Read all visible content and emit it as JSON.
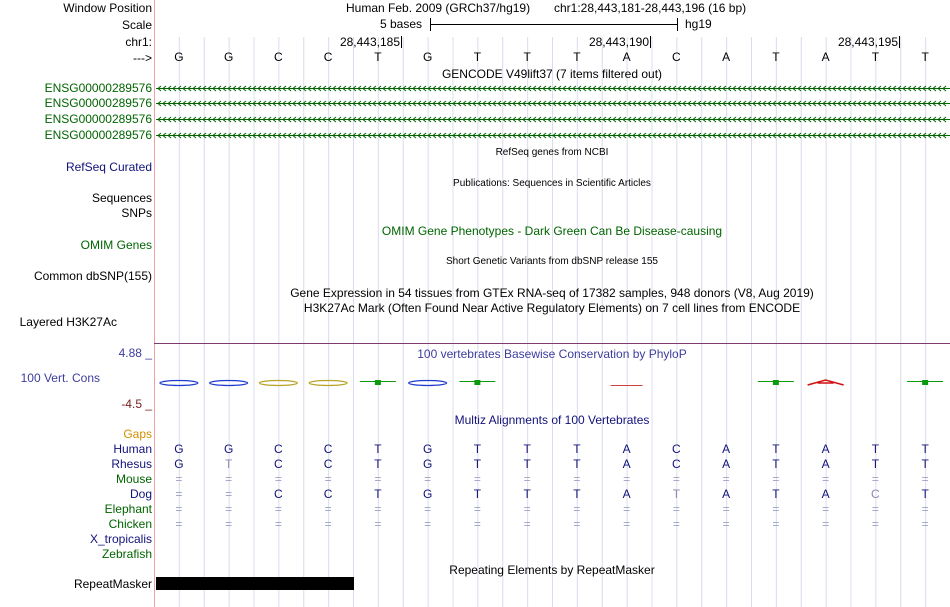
{
  "header": {
    "window_position_label": "Window Position",
    "scale_label": "Scale",
    "chrom_label": "chr1:",
    "arrow_label": "--->",
    "assembly_text": "Human Feb. 2009 (GRCh37/hg19)",
    "position_text": "chr1:28,443,181-28,443,196 (16 bp)",
    "scale_text": "5 bases",
    "db_text": "hg19",
    "coord_ticks": [
      "28,443,185",
      "28,443,190",
      "28,443,195"
    ]
  },
  "sequence": [
    "G",
    "G",
    "C",
    "C",
    "T",
    "G",
    "T",
    "T",
    "T",
    "A",
    "C",
    "A",
    "T",
    "A",
    "T",
    "T"
  ],
  "gencode": {
    "title": "GENCODE V49lift37 (7 items filtered out)",
    "items": [
      "ENSG00000289576",
      "ENSG00000289576",
      "ENSG00000289576",
      "ENSG00000289576"
    ]
  },
  "refseq": {
    "label": "RefSeq Curated",
    "title": "RefSeq genes from NCBI"
  },
  "publications": {
    "label": "Sequences",
    "title": "Publications: Sequences in Scientific Articles"
  },
  "snps": {
    "label": "SNPs"
  },
  "omim": {
    "label": "OMIM Genes",
    "title": "OMIM Gene Phenotypes - Dark Green Can Be Disease-causing"
  },
  "dbsnp": {
    "label": "Common dbSNP(155)",
    "title": "Short Genetic Variants from dbSNP release 155"
  },
  "gtex": {
    "title": "Gene Expression in 54 tissues from GTEx RNA-seq of 17382 samples, 948 donors (V8, Aug 2019)"
  },
  "h3k27ac": {
    "label": "Layered H3K27Ac",
    "title": "H3K27Ac Mark (Often Found Near Active Regulatory Elements) on 7 cell lines from ENCODE"
  },
  "conservation": {
    "label": "100 Vert. Cons",
    "max_label": "4.88 _",
    "min_label": "-4.5 _",
    "title": "100 vertebrates Basewise Conservation by PhyloP"
  },
  "multiz": {
    "title": "Multiz Alignments of 100 Vertebrates",
    "gaps_label": "Gaps",
    "species": [
      {
        "name": "Human",
        "seq": [
          "G",
          "G",
          "C",
          "C",
          "T",
          "G",
          "T",
          "T",
          "T",
          "A",
          "C",
          "A",
          "T",
          "A",
          "T",
          "T"
        ]
      },
      {
        "name": "Rhesus",
        "seq": [
          "G",
          "T",
          "C",
          "C",
          "T",
          "G",
          "T",
          "T",
          "T",
          "A",
          "C",
          "A",
          "T",
          "A",
          "T",
          "T"
        ]
      },
      {
        "name": "Mouse",
        "seq": [
          "=",
          "=",
          "=",
          "=",
          "=",
          "=",
          "=",
          "=",
          "=",
          "=",
          "=",
          "=",
          "=",
          "=",
          "=",
          "="
        ]
      },
      {
        "name": "Dog",
        "seq": [
          "=",
          "=",
          "C",
          "C",
          "T",
          "G",
          "T",
          "T",
          "T",
          "A",
          "T",
          "A",
          "T",
          "A",
          "C",
          "T"
        ]
      },
      {
        "name": "Elephant",
        "seq": [
          "=",
          "=",
          "=",
          "=",
          "=",
          "=",
          "=",
          "=",
          "=",
          "=",
          "=",
          "=",
          "=",
          "=",
          "=",
          "="
        ]
      },
      {
        "name": "Chicken",
        "seq": [
          "=",
          "=",
          "=",
          "=",
          "=",
          "=",
          "=",
          "=",
          "=",
          "=",
          "=",
          "=",
          "=",
          "=",
          "=",
          "="
        ]
      },
      {
        "name": "X_tropicalis",
        "seq": []
      },
      {
        "name": "Zebrafish",
        "seq": []
      }
    ]
  },
  "repeatmasker": {
    "label": "RepeatMasker",
    "title": "Repeating Elements by RepeatMasker"
  },
  "colors": {
    "gene_green": "#006400",
    "refseq_blue": "#12127a",
    "conservation_blue": "#3c3c9e",
    "gaps_orange": "#d09000",
    "grid": "#dcdcec",
    "separator": "#f0a0a0",
    "repeat_black": "#000000"
  }
}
***
WHAT THE TASK REQUIRES:
Where pictures appear in the records, leave them out; output everything else exactly.

EXERCISE RESPONSE:
Read all visible content and emit it as JSON.
{
  "header": {
    "window_position_label": "Window Position",
    "scale_label": "Scale",
    "chrom_label": "chr1:",
    "arrow_label": "--->",
    "assembly_text": "Human Feb. 2009 (GRCh37/hg19)",
    "position_text": "chr1:28,443,181-28,443,196 (16 bp)",
    "scale_text": "5 bases",
    "db_text": "hg19",
    "coord_ticks": [
      "28,443,185",
      "28,443,190",
      "28,443,195"
    ]
  },
  "sequence": [
    "G",
    "G",
    "C",
    "C",
    "T",
    "G",
    "T",
    "T",
    "T",
    "A",
    "C",
    "A",
    "T",
    "A",
    "T",
    "T"
  ],
  "gencode": {
    "title": "GENCODE V49lift37 (7 items filtered out)",
    "items": [
      "ENSG00000289576",
      "ENSG00000289576",
      "ENSG00000289576",
      "ENSG00000289576"
    ]
  },
  "refseq": {
    "label": "RefSeq Curated",
    "title": "RefSeq genes from NCBI"
  },
  "publications": {
    "label": "Sequences",
    "title": "Publications: Sequences in Scientific Articles"
  },
  "snps": {
    "label": "SNPs"
  },
  "omim": {
    "label": "OMIM Genes",
    "title": "OMIM Gene Phenotypes - Dark Green Can Be Disease-causing"
  },
  "dbsnp": {
    "label": "Common dbSNP(155)",
    "title": "Short Genetic Variants from dbSNP release 155"
  },
  "gtex": {
    "title": "Gene Expression in 54 tissues from GTEx RNA-seq of 17382 samples, 948 donors (V8, Aug 2019)"
  },
  "h3k27ac": {
    "label": "Layered H3K27Ac",
    "title": "H3K27Ac Mark (Often Found Near Active Regulatory Elements) on 7 cell lines from ENCODE"
  },
  "conservation": {
    "label": "100 Vert. Cons",
    "max_label": "4.88 _",
    "min_label": "-4.5 _",
    "title": "100 vertebrates Basewise Conservation by PhyloP"
  },
  "multiz": {
    "title": "Multiz Alignments of 100 Vertebrates",
    "gaps_label": "Gaps",
    "species": [
      {
        "name": "Human",
        "seq": [
          "G",
          "G",
          "C",
          "C",
          "T",
          "G",
          "T",
          "T",
          "T",
          "A",
          "C",
          "A",
          "T",
          "A",
          "T",
          "T"
        ]
      },
      {
        "name": "Rhesus",
        "seq": [
          "G",
          "T",
          "C",
          "C",
          "T",
          "G",
          "T",
          "T",
          "T",
          "A",
          "C",
          "A",
          "T",
          "A",
          "T",
          "T"
        ]
      },
      {
        "name": "Mouse",
        "seq": [
          "=",
          "=",
          "=",
          "=",
          "=",
          "=",
          "=",
          "=",
          "=",
          "=",
          "=",
          "=",
          "=",
          "=",
          "=",
          "="
        ]
      },
      {
        "name": "Dog",
        "seq": [
          "=",
          "=",
          "C",
          "C",
          "T",
          "G",
          "T",
          "T",
          "T",
          "A",
          "T",
          "A",
          "T",
          "A",
          "C",
          "T"
        ]
      },
      {
        "name": "Elephant",
        "seq": [
          "=",
          "=",
          "=",
          "=",
          "=",
          "=",
          "=",
          "=",
          "=",
          "=",
          "=",
          "=",
          "=",
          "=",
          "=",
          "="
        ]
      },
      {
        "name": "Chicken",
        "seq": [
          "=",
          "=",
          "=",
          "=",
          "=",
          "=",
          "=",
          "=",
          "=",
          "=",
          "=",
          "=",
          "=",
          "=",
          "=",
          "="
        ]
      },
      {
        "name": "X_tropicalis",
        "seq": []
      },
      {
        "name": "Zebrafish",
        "seq": []
      }
    ]
  },
  "repeatmasker": {
    "label": "RepeatMasker",
    "title": "Repeating Elements by RepeatMasker"
  },
  "colors": {
    "gene_green": "#006400",
    "refseq_blue": "#12127a",
    "conservation_blue": "#3c3c9e",
    "gaps_orange": "#d09000",
    "grid": "#dcdcec",
    "separator": "#f0a0a0",
    "repeat_black": "#000000"
  }
}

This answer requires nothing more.